Aim of the task
Make an exact copy of the entries, and keep any pictures out of it.

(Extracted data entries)
^^^^^^^^

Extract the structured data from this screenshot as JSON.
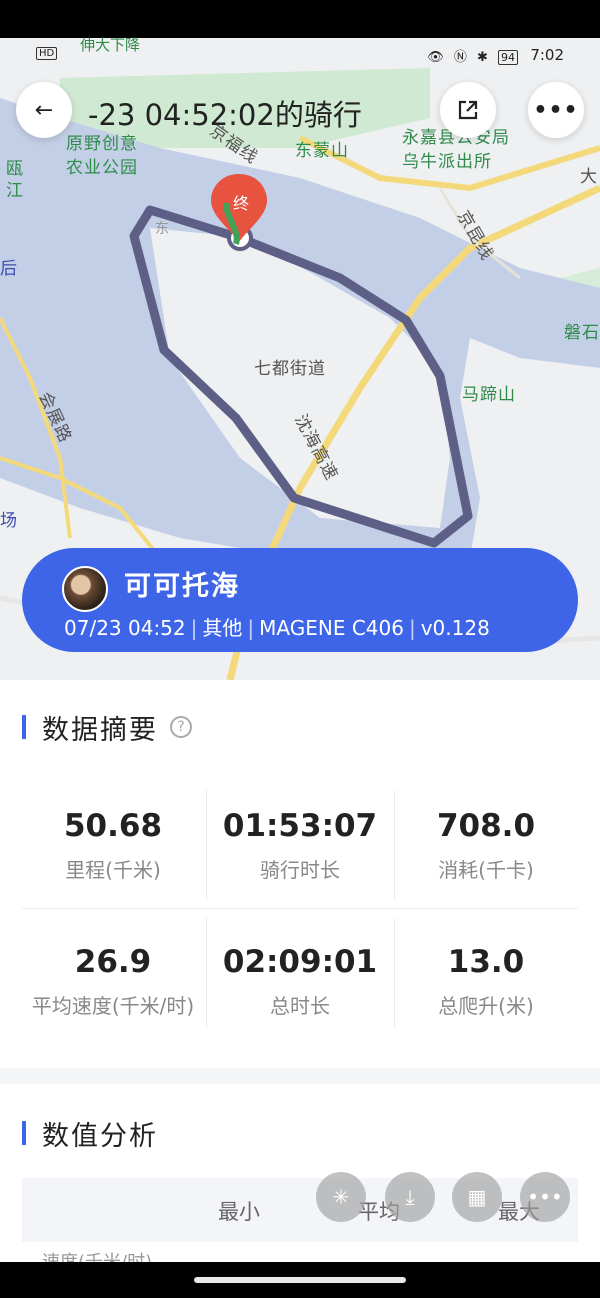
{
  "status_bar": {
    "time": "7:02",
    "battery": "94",
    "hd": "HD",
    "icons": "👁 Ⓝ ✱",
    "clipped_text": "伸大下降"
  },
  "header": {
    "title": "-23 04:52:02的骑行"
  },
  "map": {
    "labels": {
      "farm": "原野创意\n农业公园",
      "jingfu": "京福线",
      "dongmeng": "东蒙山",
      "police": "永嘉县公安局\n乌牛派出所",
      "da": "大",
      "jiang": "瓯\n江",
      "hou": "后",
      "hui_zhan": "会展路",
      "chang": "场",
      "qidu": "七都街道",
      "shenhai": "沈海高速",
      "mati": "马蹄山",
      "panshi": "磐石",
      "dongjie": "东",
      "jingkun": "京昆线",
      "end_marker": "终"
    },
    "colors": {
      "water": "#c3cfe6",
      "land": "#eef0f2",
      "park": "#cfe9d2",
      "road": "#f4d97a",
      "route": "#5d5f86",
      "marker": "#e8533f"
    }
  },
  "rider": {
    "name": "可可托海",
    "date": "07/23 04:52",
    "type": "其他",
    "device": "MAGENE C406",
    "version": "v0.128",
    "separator": "|"
  },
  "summary": {
    "title": "数据摘要",
    "help": "?",
    "stats": [
      {
        "value": "50.68",
        "label": "里程(千米)"
      },
      {
        "value": "01:53:07",
        "label": "骑行时长"
      },
      {
        "value": "708.0",
        "label": "消耗(千卡)"
      },
      {
        "value": "26.9",
        "label": "平均速度(千米/时)"
      },
      {
        "value": "02:09:01",
        "label": "总时长"
      },
      {
        "value": "13.0",
        "label": "总爬升(米)"
      }
    ]
  },
  "analysis": {
    "title": "数值分析",
    "columns": [
      "最小",
      "平均",
      "最大"
    ],
    "first_row_label": "速度(千米/时)"
  }
}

^^^^^^^^

Written solution
Extract the structured data from this screenshot as JSON.
{
  "status_bar": {
    "time": "7:02",
    "battery": "94",
    "hd": "HD",
    "icons": "👁 Ⓝ ✱",
    "clipped_text": "伸大下降"
  },
  "header": {
    "title": "-23 04:52:02的骑行"
  },
  "map": {
    "labels": {
      "farm": "原野创意\n农业公园",
      "jingfu": "京福线",
      "dongmeng": "东蒙山",
      "police": "永嘉县公安局\n乌牛派出所",
      "da": "大",
      "jiang": "瓯\n江",
      "hou": "后",
      "hui_zhan": "会展路",
      "chang": "场",
      "qidu": "七都街道",
      "shenhai": "沈海高速",
      "mati": "马蹄山",
      "panshi": "磐石",
      "dongjie": "东",
      "jingkun": "京昆线",
      "end_marker": "终"
    },
    "colors": {
      "water": "#c3cfe6",
      "land": "#eef0f2",
      "park": "#cfe9d2",
      "road": "#f4d97a",
      "route": "#5d5f86",
      "marker": "#e8533f"
    }
  },
  "rider": {
    "name": "可可托海",
    "date": "07/23 04:52",
    "type": "其他",
    "device": "MAGENE C406",
    "version": "v0.128",
    "separator": "|"
  },
  "summary": {
    "title": "数据摘要",
    "help": "?",
    "stats": [
      {
        "value": "50.68",
        "label": "里程(千米)"
      },
      {
        "value": "01:53:07",
        "label": "骑行时长"
      },
      {
        "value": "708.0",
        "label": "消耗(千卡)"
      },
      {
        "value": "26.9",
        "label": "平均速度(千米/时)"
      },
      {
        "value": "02:09:01",
        "label": "总时长"
      },
      {
        "value": "13.0",
        "label": "总爬升(米)"
      }
    ]
  },
  "analysis": {
    "title": "数值分析",
    "columns": [
      "最小",
      "平均",
      "最大"
    ],
    "first_row_label": "速度(千米/时)"
  }
}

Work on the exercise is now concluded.